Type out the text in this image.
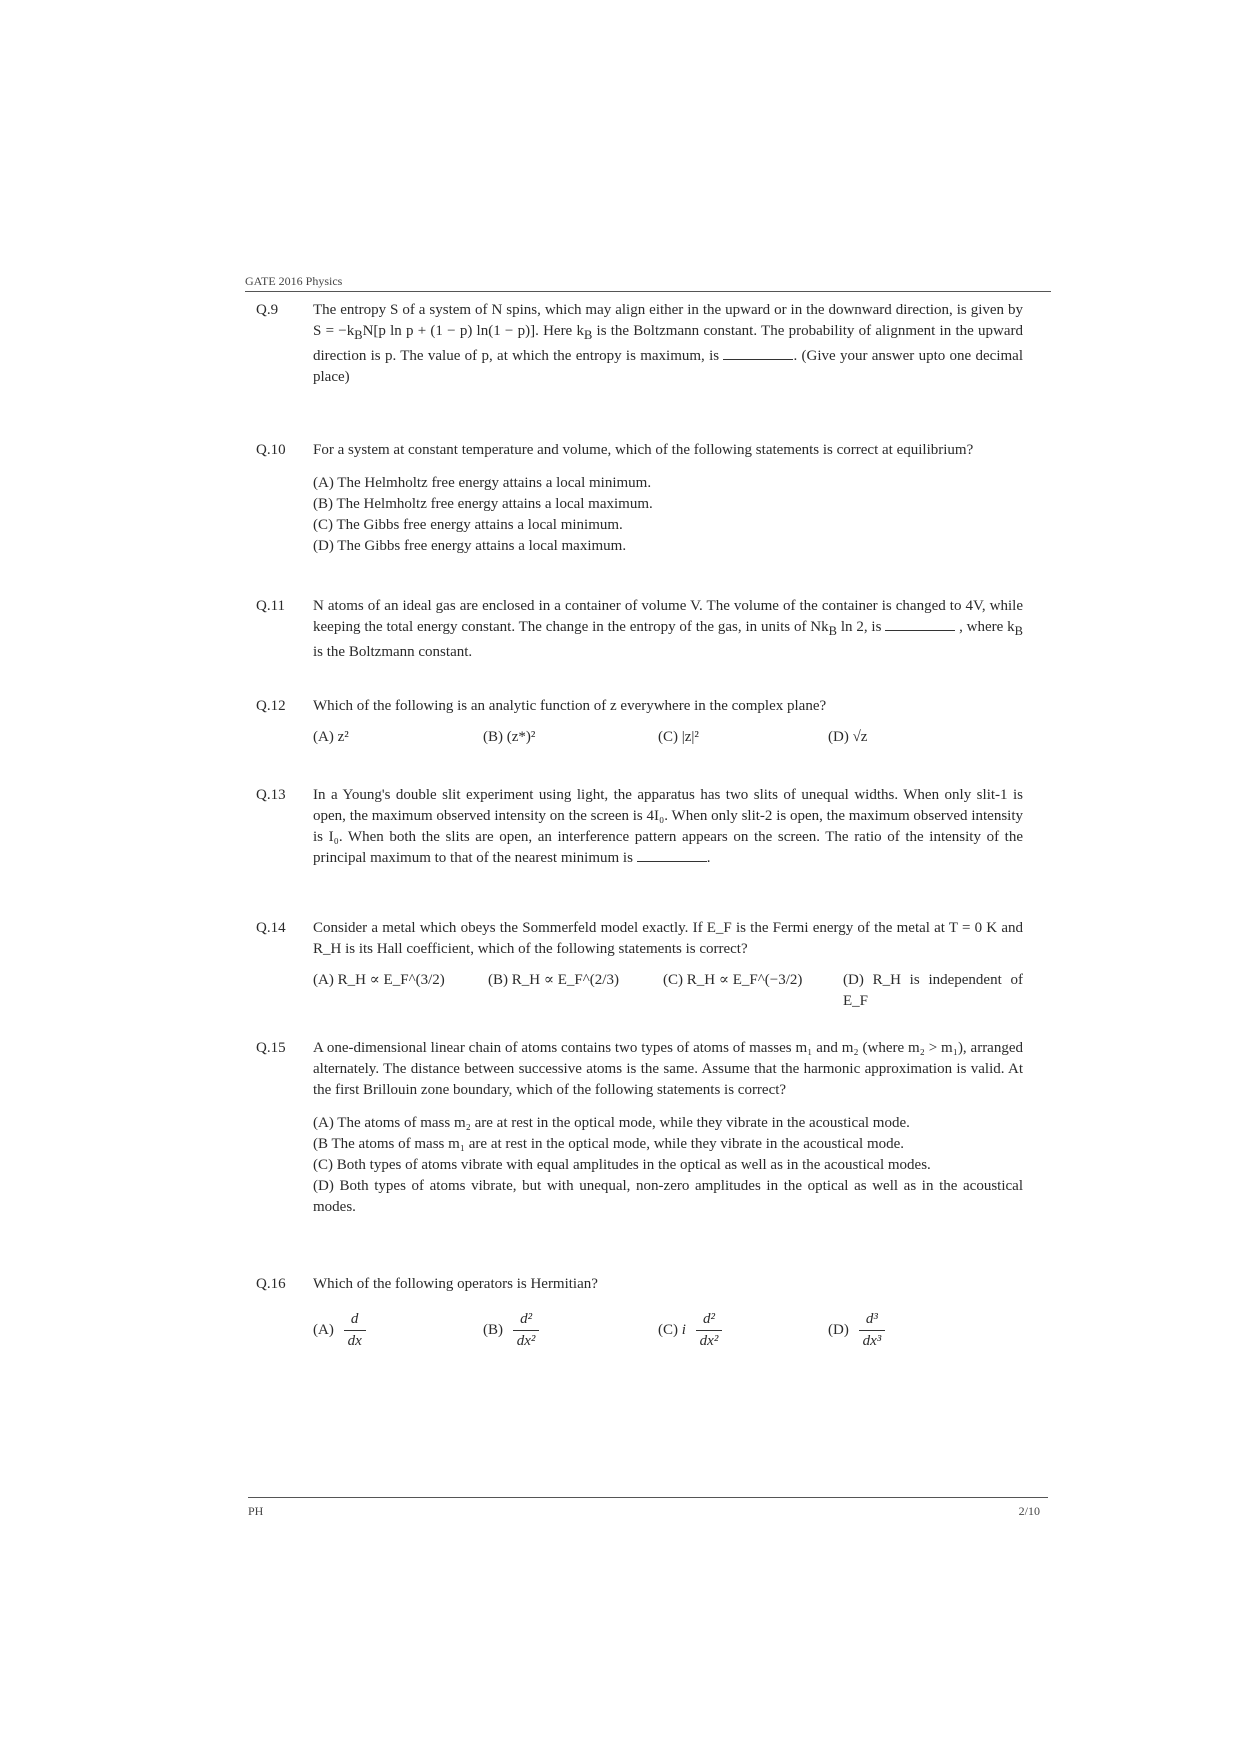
GATE 2016 Physics
Q.9 The entropy S of a system of N spins, which may align either in the upward or in the downward direction, is given by $S = -k_BN[p$ ln p + (1 − p) ln(1 − p)]. Here $k_B$ is the Boltzmann constant. The probability of alignment in the upward direction is p. The value of p, at which the entropy is maximum, is	. (Give your answer upto one decimal place)
Q.10 For a system at constant temperature and volume, which of the following statements is correct at equilibrium?

(A) The Helmholtz free energy attains a local minimum.
(B) The Helmholtz free energy attains a local maximum.
(C) The Gibbs free energy attains a local minimum.
(D) The Gibbs free energy attains a local maximum.
Q.11 N atoms of an ideal gas are enclosed in a container of volume V. The volume of the container is changed to 4V, while keeping the total energy constant. The change in the entropy of the gas, in units of $Nk_B$ ln 2, is	, where $k_B$ is the Boltzmann constant.
Q.12 Which of the following is an analytic function of z everywhere in the complex plane?

(A) z²	(B) (z*)²	(C) |z|²	(D) √z
Q.13 In a Young's double slit experiment using light, the apparatus has two slits of unequal widths. When only slit-1 is open, the maximum observed intensity on the screen is 4I₀. When only slit-2 is open, the maximum observed intensity is I₀. When both the slits are open, an interference pattern appears on the screen. The ratio of the intensity of the principal maximum to that of the nearest minimum is	.
Q.14 Consider a metal which obeys the Sommerfeld model exactly. If E_F is the Fermi energy of the metal at T = 0 K and R_H is its Hall coefficient, which of the following statements is correct?

(A) R_H ∝ E_F^(3/2)	(B) R_H ∝ E_F^(2/3)	(C) R_H ∝ E_F^(−3/2)	(D) R_H is independent of E_F
Q.15 A one-dimensional linear chain of atoms contains two types of atoms of masses m₁ and m₂ (where m₂ > m₁), arranged alternately. The distance between successive atoms is the same. Assume that the harmonic approximation is valid. At the first Brillouin zone boundary, which of the following statements is correct?

(A) The atoms of mass m₂ are at rest in the optical mode, while they vibrate in the acoustical mode.
(B The atoms of mass m₁ are at rest in the optical mode, while they vibrate in the acoustical mode.
(C) Both types of atoms vibrate with equal amplitudes in the optical as well as in the acoustical modes.
(D) Both types of atoms vibrate, but with unequal, non-zero amplitudes in the optical as well as in the acoustical modes.
Q.16 Which of the following operators is Hermitian?

$(A) \frac{d}{dx}$	$(B) \frac{\text{d²}}{\text{dx²}}$	(C) i $\frac{\text{d²}}{\text{dx²}}$	$(D) \frac{\text{d³}}{\text{dx³}}$
PH	2/10
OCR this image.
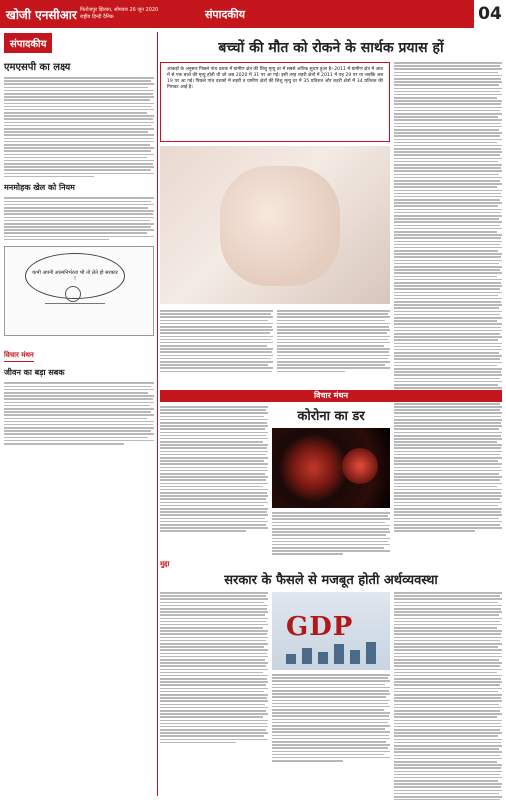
खोजी एनसीआर फिरोजपुर झिरका, सोमवार 26 जून 2020
राष्ट्रीय हिन्दी दैनिक	संपादकीय	04
संपादकीय
एमएसपी का लक्ष्य
मनमोहक खेल को नियम
कभी अपनी आत्मनिर्भरता भी तो लेते हो सरकार !
विचार मंथन
जीवन का बड़ा सबक
बच्चों की मौत को रोकने के सार्थक प्रयास हों
आंकड़ों के अनुसार पिछले पांच दशक में ग्रामीण क्षेत्र की शिशु मृत्यु दर में सबसे अधिक सुधार हुआ है। 2011 में ग्रामीण क्षेत्र में आठ में से एक बच्चे की मृत्यु होती थी जो अब 2020 में 31 पर आ गई। इसी तरह शहरी क्षेत्रों में 2011 में यह 29 पर था जबकि अब 19 पर आ गई। पिछले पांच दशकों में शहरी व ग्रामीण क्षेत्रों की शिशु मृत्यु दर में 35 प्रतिशत और शहरी क्षेत्रों में 34 प्रतिशत की गिरावट आई है।
विचार मंथन
कोरोना का डर
मुद्दा
सरकार के फैसले से मजबूत होती अर्थव्यवस्था
GDP
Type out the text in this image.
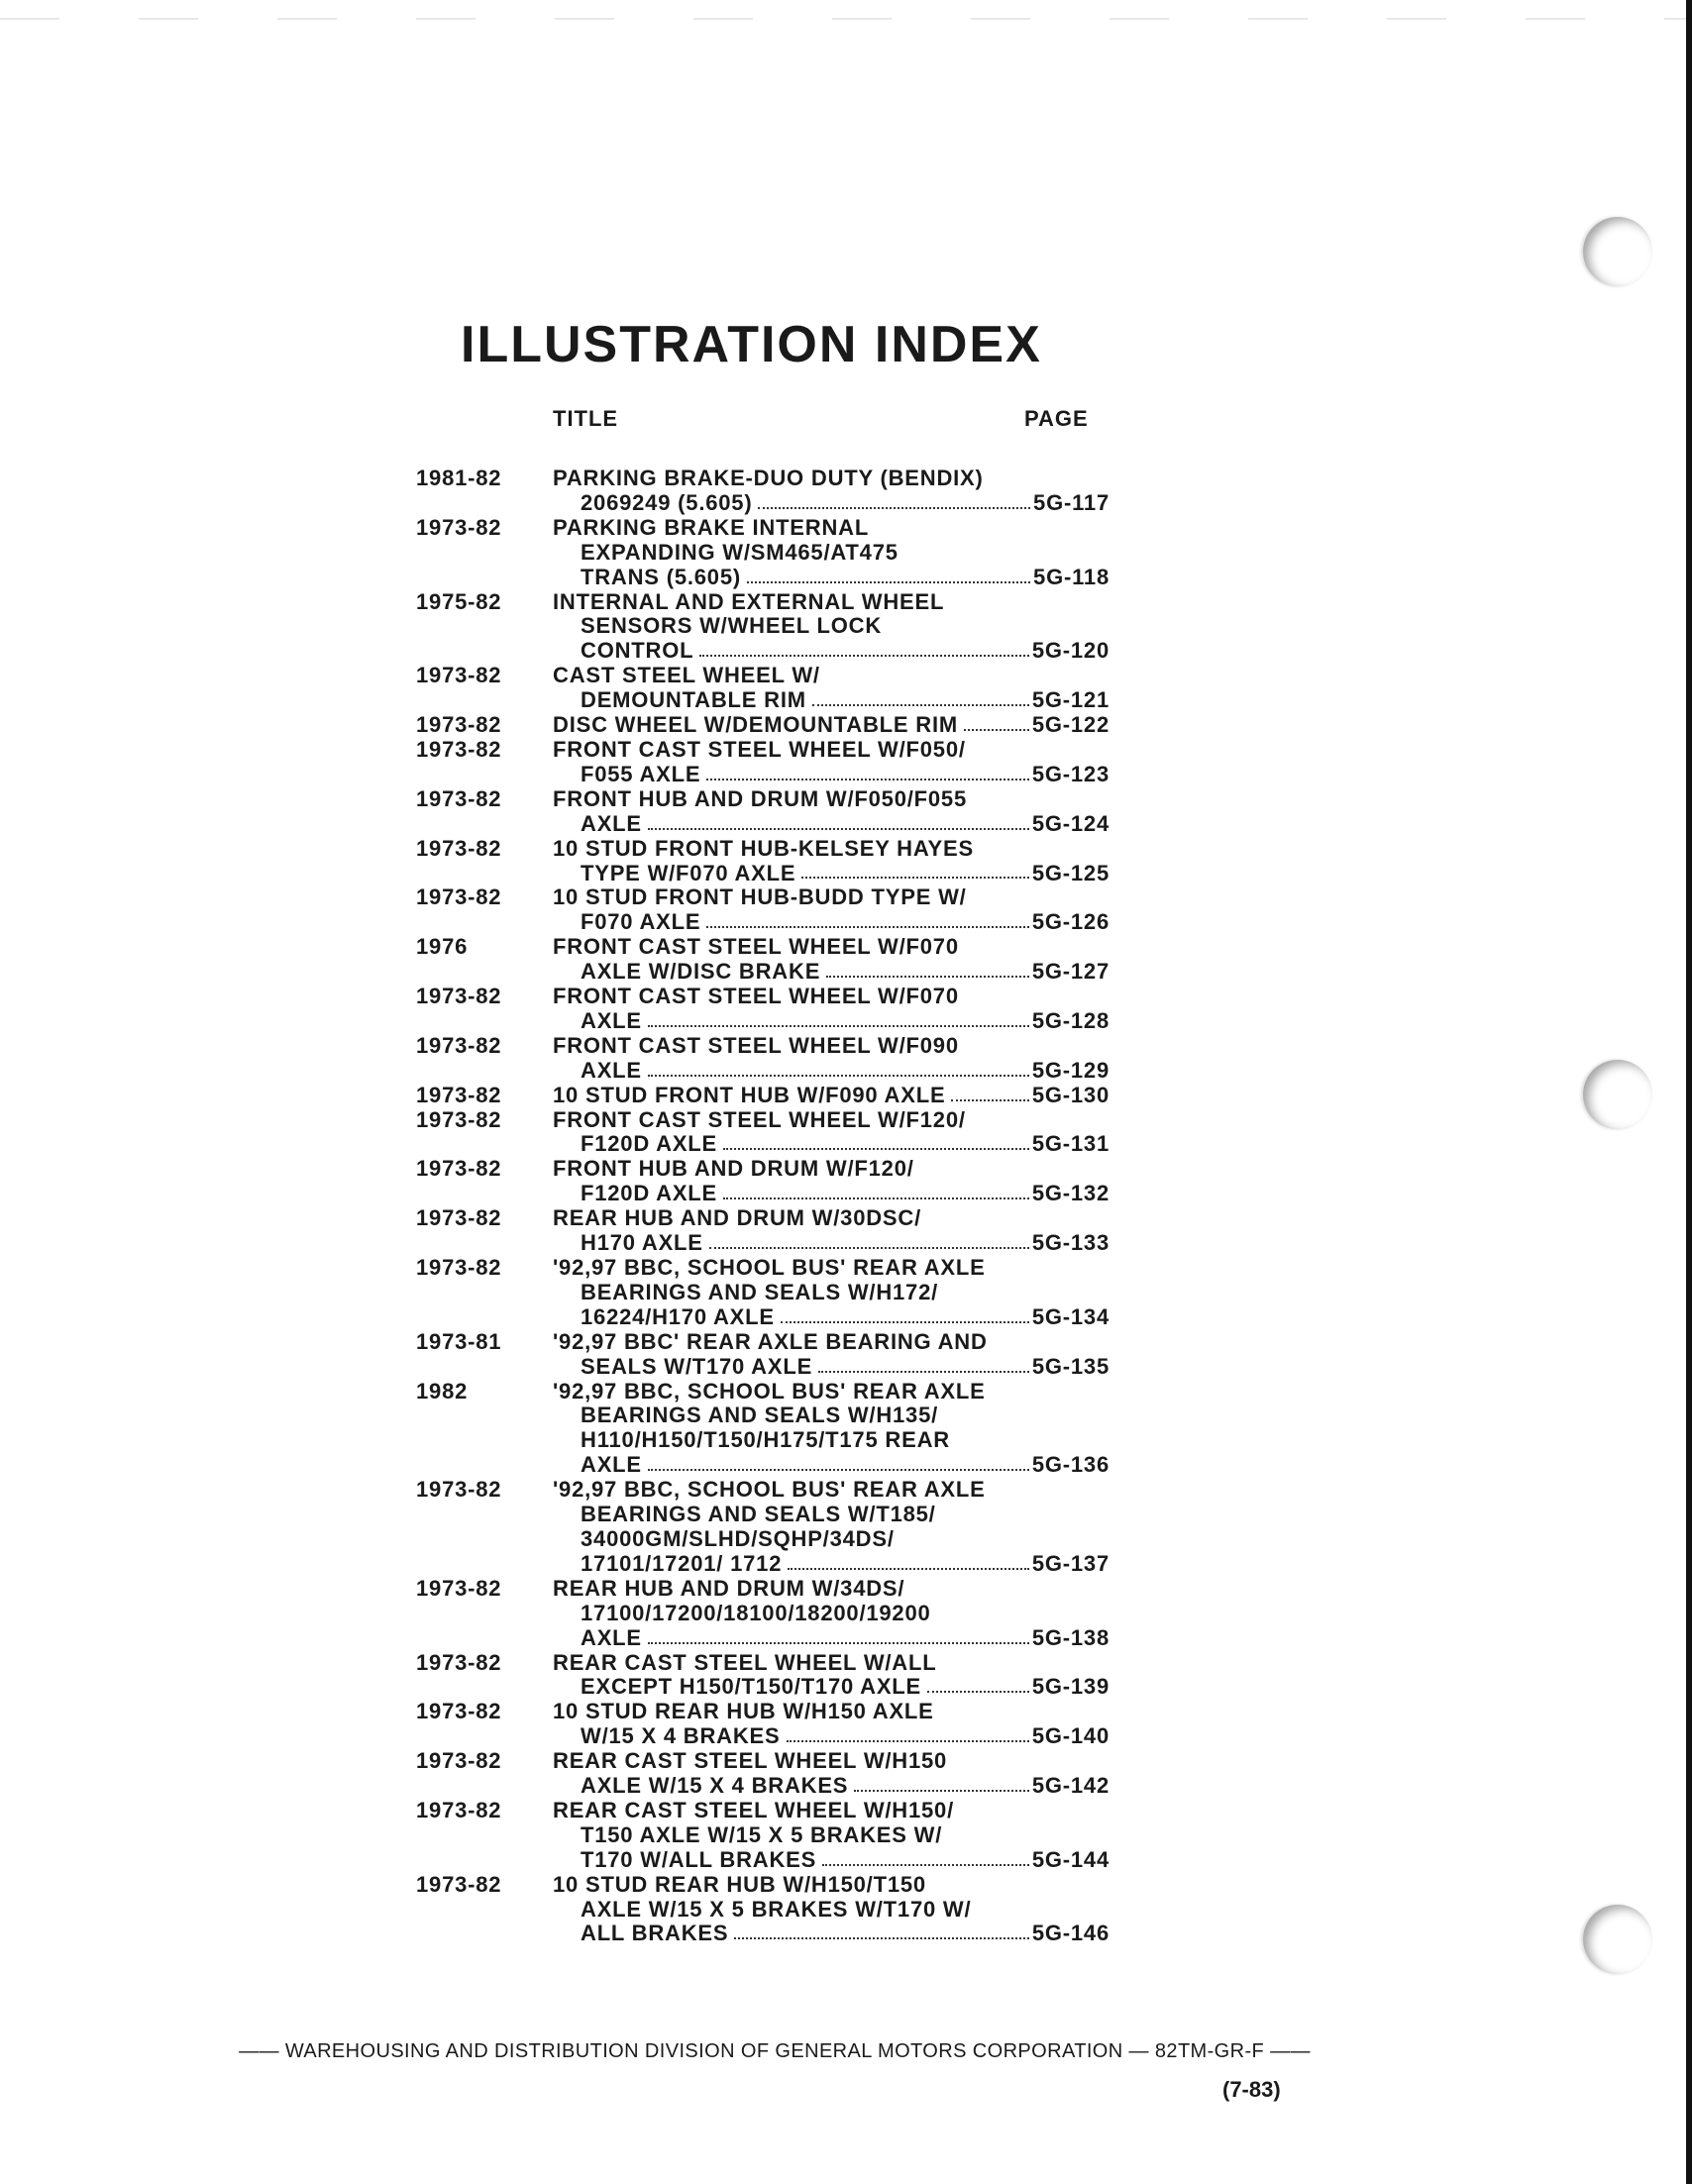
ILLUSTRATION INDEX
TITLE	PAGE
1981-82	PARKING BRAKE-DUO DUTY (BENDIX)
2069249 (5.605)	5G-117
1973-82	PARKING BRAKE INTERNAL
EXPANDING W/SM465/AT475
TRANS (5.605)	5G-118
1975-82	INTERNAL AND EXTERNAL WHEEL
SENSORS W/WHEEL LOCK
CONTROL	5G-120
1973-82	CAST STEEL WHEEL W/
DEMOUNTABLE RIM	5G-121
1973-82	DISC WHEEL W/DEMOUNTABLE RIM	5G-122
1973-82	FRONT CAST STEEL WHEEL W/F050/
F055 AXLE	5G-123
1973-82	FRONT HUB AND DRUM W/F050/F055
AXLE	5G-124
1973-82	10 STUD FRONT HUB-KELSEY HAYES
TYPE W/F070 AXLE	5G-125
1973-82	10 STUD FRONT HUB-BUDD TYPE W/
F070 AXLE	5G-126
1976	FRONT CAST STEEL WHEEL W/F070
AXLE W/DISC BRAKE	5G-127
1973-82	FRONT CAST STEEL WHEEL W/F070
AXLE	5G-128
1973-82	FRONT CAST STEEL WHEEL W/F090
AXLE	5G-129
1973-82	10 STUD FRONT HUB W/F090 AXLE	5G-130
1973-82	FRONT CAST STEEL WHEEL W/F120/
F120D AXLE	5G-131
1973-82	FRONT HUB AND DRUM W/F120/
F120D AXLE	5G-132
1973-82	REAR HUB AND DRUM W/30DSC/
H170 AXLE	5G-133
1973-82	'92,97 BBC, SCHOOL BUS' REAR AXLE
BEARINGS AND SEALS W/H172/
16224/H170 AXLE	5G-134
1973-81	'92,97 BBC' REAR AXLE BEARING AND
SEALS W/T170 AXLE	5G-135
1982	'92,97 BBC, SCHOOL BUS' REAR AXLE
BEARINGS AND SEALS W/H135/
H110/H150/T150/H175/T175 REAR
AXLE	5G-136
1973-82	'92,97 BBC, SCHOOL BUS' REAR AXLE
BEARINGS AND SEALS W/T185/
34000GM/SLHD/SQHP/34DS/
17101/17201/ 1712	5G-137
1973-82	REAR HUB AND DRUM W/34DS/
17100/17200/18100/18200/19200
AXLE	5G-138
1973-82	REAR CAST STEEL WHEEL W/ALL
EXCEPT H150/T150/T170 AXLE	5G-139
1973-82	10 STUD REAR HUB W/H150 AXLE
W/15 X 4 BRAKES	5G-140
1973-82	REAR CAST STEEL WHEEL W/H150
AXLE W/15 X 4 BRAKES	5G-142
1973-82	REAR CAST STEEL WHEEL W/H150/
T150 AXLE W/15 X 5 BRAKES W/
T170 W/ALL BRAKES	5G-144
1973-82	10 STUD REAR HUB W/H150/T150
AXLE W/15 X 5 BRAKES W/T170 W/
ALL BRAKES	5G-146
—— WAREHOUSING AND DISTRIBUTION DIVISION OF GENERAL MOTORS CORPORATION — 82TM-GR-F ——
(7-83)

__________

◆ GOAL OF THE EXERCISE ◆
Pick out and copy every line that contains the word "SEALS".

◆ RESULT ◆
BEARINGS AND SEALS W/H172/
SEALS W/T170 AXLE	5G-135
BEARINGS AND SEALS W/H135/
BEARINGS AND SEALS W/T185/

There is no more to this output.